— START OF Given records —

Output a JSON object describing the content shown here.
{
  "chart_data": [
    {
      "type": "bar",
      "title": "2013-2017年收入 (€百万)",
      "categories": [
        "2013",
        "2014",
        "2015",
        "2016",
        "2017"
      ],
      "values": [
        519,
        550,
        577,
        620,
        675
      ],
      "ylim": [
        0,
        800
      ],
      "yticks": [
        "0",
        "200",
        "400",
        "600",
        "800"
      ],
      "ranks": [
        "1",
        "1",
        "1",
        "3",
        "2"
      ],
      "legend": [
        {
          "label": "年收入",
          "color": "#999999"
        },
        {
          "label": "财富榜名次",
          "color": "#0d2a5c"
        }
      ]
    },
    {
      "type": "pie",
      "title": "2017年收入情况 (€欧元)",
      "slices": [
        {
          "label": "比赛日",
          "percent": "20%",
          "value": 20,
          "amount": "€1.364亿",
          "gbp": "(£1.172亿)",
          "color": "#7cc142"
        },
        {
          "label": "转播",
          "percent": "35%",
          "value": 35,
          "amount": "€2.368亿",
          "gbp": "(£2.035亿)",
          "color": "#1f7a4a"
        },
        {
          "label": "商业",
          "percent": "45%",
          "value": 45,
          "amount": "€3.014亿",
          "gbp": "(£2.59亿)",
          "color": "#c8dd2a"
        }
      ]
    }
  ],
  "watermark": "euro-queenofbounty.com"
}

— END OF Given records —

Set down all of the entries exactly, please.

# [Exercise solution]
Output a JSON object describing the content shown here.
{
  "chart_data": [
    {
      "type": "bar",
      "title": "2013-2017年收入 (€百万)",
      "categories": [
        "2013",
        "2014",
        "2015",
        "2016",
        "2017"
      ],
      "values": [
        519,
        550,
        577,
        620,
        675
      ],
      "ylim": [
        0,
        800
      ],
      "yticks": [
        "0",
        "200",
        "400",
        "600",
        "800"
      ],
      "ranks": [
        "1",
        "1",
        "1",
        "3",
        "2"
      ],
      "legend": [
        {
          "label": "年收入",
          "color": "#999999"
        },
        {
          "label": "财富榜名次",
          "color": "#0d2a5c"
        }
      ]
    },
    {
      "type": "pie",
      "title": "2017年收入情况 (€欧元)",
      "slices": [
        {
          "label": "比赛日",
          "percent": "20%",
          "value": 20,
          "amount": "€1.364亿",
          "gbp": "(£1.172亿)",
          "color": "#7cc142"
        },
        {
          "label": "转播",
          "percent": "35%",
          "value": 35,
          "amount": "€2.368亿",
          "gbp": "(£2.035亿)",
          "color": "#1f7a4a"
        },
        {
          "label": "商业",
          "percent": "45%",
          "value": 45,
          "amount": "€3.014亿",
          "gbp": "(£2.59亿)",
          "color": "#c8dd2a"
        }
      ]
    }
  ],
  "watermark": "euro-queenofbounty.com"
}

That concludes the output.